◆ What you will do ◆
Search the material for the string "name", then return every line where it is found.

Entries from a dataset:
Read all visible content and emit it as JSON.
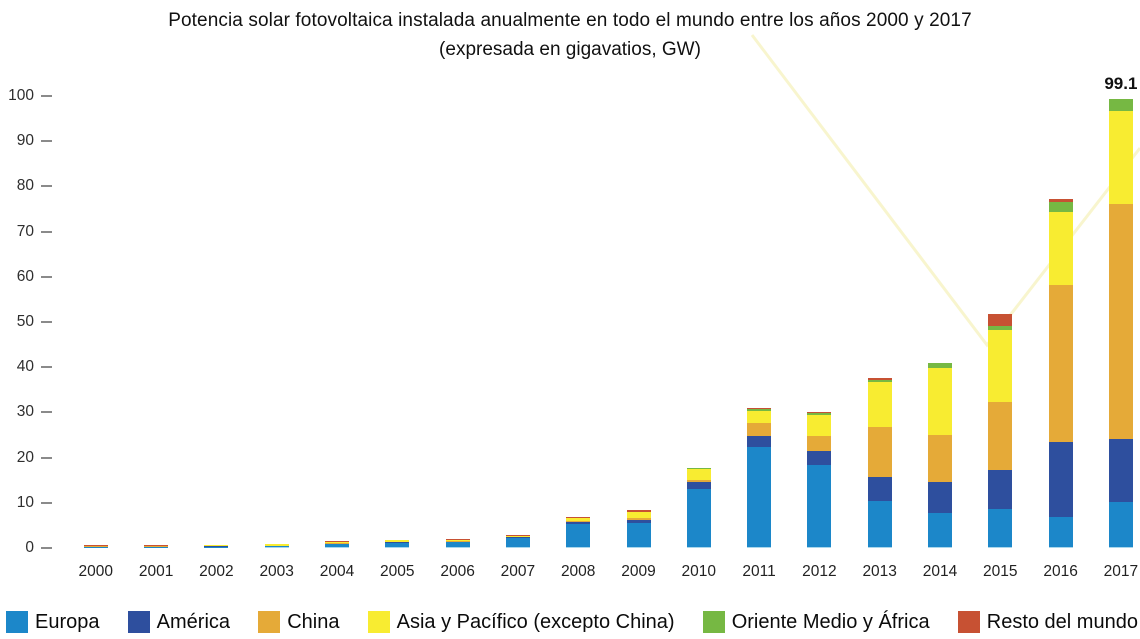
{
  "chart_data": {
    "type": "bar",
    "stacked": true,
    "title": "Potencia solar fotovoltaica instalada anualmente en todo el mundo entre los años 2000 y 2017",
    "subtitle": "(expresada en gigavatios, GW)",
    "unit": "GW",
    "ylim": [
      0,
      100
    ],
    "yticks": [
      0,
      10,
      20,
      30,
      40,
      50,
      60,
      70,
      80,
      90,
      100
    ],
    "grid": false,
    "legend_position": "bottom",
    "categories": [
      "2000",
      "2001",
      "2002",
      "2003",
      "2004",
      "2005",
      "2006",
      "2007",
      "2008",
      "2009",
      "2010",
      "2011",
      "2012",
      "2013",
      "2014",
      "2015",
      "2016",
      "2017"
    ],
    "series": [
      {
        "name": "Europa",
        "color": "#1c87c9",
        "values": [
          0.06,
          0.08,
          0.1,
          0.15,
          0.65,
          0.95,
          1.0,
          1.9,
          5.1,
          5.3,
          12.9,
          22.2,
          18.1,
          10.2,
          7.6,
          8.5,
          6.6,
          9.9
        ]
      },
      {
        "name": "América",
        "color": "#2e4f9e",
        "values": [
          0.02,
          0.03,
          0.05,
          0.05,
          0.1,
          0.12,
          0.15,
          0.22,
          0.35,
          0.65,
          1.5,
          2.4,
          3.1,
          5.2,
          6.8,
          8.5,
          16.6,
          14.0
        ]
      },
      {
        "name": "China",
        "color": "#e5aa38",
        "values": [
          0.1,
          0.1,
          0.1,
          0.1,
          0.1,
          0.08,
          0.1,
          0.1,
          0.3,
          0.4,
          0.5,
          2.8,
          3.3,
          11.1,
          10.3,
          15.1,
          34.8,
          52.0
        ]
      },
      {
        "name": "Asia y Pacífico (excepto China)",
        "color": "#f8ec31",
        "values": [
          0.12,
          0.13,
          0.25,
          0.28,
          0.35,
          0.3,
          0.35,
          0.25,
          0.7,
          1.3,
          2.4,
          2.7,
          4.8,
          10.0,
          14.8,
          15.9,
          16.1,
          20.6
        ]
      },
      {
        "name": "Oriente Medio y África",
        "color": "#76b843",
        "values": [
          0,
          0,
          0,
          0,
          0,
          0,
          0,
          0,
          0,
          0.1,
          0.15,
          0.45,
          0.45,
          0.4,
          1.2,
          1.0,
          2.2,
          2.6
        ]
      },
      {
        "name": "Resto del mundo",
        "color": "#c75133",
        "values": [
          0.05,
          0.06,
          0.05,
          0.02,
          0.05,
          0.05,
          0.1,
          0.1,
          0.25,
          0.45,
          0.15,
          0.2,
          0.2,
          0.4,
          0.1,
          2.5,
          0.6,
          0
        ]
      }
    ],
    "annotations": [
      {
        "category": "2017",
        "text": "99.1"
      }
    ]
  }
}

* * *

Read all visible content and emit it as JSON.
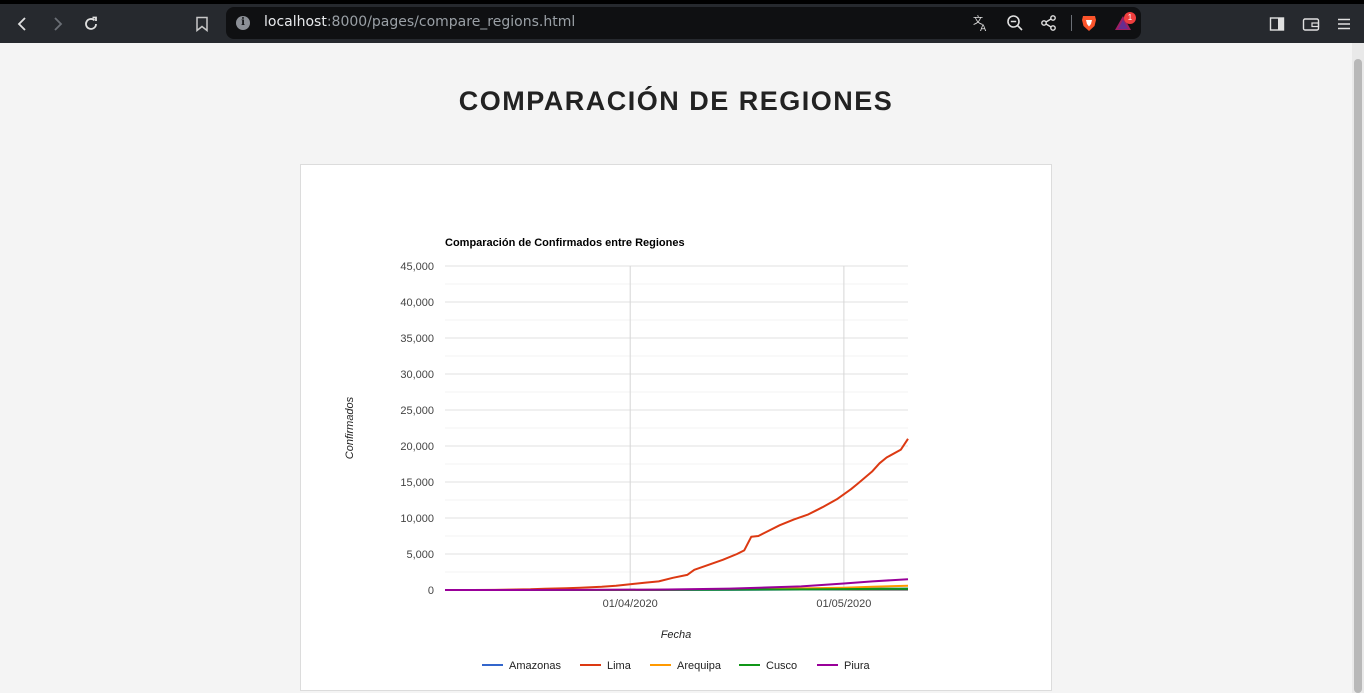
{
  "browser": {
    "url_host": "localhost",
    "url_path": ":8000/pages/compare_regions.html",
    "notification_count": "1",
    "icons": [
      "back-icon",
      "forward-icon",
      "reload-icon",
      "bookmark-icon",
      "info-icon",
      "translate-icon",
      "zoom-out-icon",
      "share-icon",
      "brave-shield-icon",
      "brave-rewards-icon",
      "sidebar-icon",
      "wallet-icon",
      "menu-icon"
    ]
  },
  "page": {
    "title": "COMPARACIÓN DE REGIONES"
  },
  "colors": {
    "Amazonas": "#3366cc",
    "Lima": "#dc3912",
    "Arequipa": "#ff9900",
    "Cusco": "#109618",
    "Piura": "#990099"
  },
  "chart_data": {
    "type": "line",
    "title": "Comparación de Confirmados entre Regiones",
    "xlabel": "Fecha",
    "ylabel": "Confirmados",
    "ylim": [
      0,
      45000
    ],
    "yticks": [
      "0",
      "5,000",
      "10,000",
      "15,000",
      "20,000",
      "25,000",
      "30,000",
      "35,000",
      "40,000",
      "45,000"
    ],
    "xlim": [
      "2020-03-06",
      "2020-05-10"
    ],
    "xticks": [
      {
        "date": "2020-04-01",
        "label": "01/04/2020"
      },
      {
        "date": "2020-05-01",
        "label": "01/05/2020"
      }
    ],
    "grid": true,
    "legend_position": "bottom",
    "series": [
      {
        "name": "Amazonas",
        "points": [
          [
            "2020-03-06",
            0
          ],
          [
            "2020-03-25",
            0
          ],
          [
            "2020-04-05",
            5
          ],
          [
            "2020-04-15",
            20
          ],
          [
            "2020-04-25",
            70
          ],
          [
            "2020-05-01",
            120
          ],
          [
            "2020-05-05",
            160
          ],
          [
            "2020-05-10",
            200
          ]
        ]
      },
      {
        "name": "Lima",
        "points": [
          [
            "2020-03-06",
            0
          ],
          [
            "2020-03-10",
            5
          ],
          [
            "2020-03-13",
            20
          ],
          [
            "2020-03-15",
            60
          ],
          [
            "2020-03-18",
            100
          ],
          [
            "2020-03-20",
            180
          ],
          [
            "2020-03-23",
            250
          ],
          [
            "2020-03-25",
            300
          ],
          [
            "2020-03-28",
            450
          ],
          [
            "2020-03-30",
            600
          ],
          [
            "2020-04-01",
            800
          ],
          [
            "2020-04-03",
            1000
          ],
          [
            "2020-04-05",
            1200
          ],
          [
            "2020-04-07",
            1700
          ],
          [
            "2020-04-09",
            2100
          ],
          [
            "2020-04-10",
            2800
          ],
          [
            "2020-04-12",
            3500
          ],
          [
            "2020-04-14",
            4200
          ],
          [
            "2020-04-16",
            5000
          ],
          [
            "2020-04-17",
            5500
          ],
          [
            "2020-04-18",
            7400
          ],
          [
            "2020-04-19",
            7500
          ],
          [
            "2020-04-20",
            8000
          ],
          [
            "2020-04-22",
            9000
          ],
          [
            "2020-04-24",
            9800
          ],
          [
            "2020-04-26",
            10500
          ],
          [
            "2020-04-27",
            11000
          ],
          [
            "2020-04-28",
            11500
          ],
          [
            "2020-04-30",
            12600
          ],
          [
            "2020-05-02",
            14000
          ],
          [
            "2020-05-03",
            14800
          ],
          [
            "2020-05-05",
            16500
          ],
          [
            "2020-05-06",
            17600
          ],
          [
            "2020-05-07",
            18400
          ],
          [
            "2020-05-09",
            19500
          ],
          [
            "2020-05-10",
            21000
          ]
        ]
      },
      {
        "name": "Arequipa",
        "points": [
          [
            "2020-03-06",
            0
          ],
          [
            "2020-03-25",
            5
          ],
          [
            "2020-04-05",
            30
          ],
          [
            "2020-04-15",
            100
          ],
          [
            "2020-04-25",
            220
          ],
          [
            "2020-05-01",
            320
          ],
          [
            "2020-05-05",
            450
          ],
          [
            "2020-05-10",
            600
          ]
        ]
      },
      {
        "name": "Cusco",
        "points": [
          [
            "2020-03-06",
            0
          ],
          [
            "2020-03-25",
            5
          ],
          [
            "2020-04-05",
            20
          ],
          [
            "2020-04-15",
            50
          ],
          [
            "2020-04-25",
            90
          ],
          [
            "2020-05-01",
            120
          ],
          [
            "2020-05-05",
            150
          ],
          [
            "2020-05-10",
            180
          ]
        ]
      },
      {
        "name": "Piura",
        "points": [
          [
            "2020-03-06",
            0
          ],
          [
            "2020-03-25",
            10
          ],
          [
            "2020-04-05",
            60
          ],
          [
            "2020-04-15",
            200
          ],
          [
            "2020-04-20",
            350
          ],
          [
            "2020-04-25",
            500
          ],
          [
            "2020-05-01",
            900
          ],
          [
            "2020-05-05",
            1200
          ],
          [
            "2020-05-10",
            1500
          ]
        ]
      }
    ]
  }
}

...

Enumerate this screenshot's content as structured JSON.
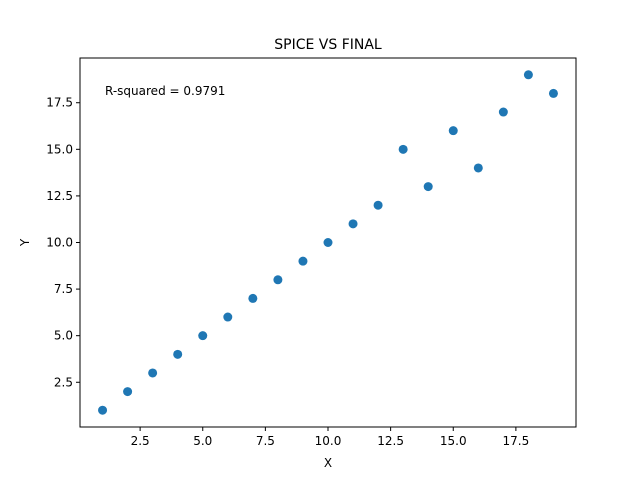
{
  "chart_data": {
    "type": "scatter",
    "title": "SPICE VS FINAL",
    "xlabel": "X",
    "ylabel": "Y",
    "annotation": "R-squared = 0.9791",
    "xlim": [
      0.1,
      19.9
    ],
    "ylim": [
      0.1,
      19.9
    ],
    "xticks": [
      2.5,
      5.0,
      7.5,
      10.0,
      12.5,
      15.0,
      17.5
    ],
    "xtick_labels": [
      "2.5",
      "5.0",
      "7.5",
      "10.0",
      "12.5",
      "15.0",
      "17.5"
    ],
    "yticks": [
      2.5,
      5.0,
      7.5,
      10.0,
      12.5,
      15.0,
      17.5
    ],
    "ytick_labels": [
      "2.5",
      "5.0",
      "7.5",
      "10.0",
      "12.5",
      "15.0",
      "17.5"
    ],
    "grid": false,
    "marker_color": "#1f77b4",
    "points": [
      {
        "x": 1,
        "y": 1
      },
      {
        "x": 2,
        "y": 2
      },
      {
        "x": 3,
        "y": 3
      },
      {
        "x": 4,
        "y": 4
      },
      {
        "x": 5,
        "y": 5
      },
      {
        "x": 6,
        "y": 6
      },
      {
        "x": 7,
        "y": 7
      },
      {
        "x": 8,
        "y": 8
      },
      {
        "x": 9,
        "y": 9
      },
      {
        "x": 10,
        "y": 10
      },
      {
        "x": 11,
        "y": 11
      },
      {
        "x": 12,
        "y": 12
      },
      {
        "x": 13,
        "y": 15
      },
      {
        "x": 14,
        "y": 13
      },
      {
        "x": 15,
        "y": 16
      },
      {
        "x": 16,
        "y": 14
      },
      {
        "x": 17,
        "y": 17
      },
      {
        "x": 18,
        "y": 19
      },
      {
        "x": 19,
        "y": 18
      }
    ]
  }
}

◆ Exercise answer ◆
        "name": "Europa",
        "name": "América",
        "name": "China",
        "name": "Asia y Pacífico (excepto China)",
        "name": "Oriente Medio y África",
        "name": "Resto del mundo",
        "name": "Amazonas",
        "name": "Lima",
        "name": "Arequipa",
        "name": "Cusco",
        "name": "Piura",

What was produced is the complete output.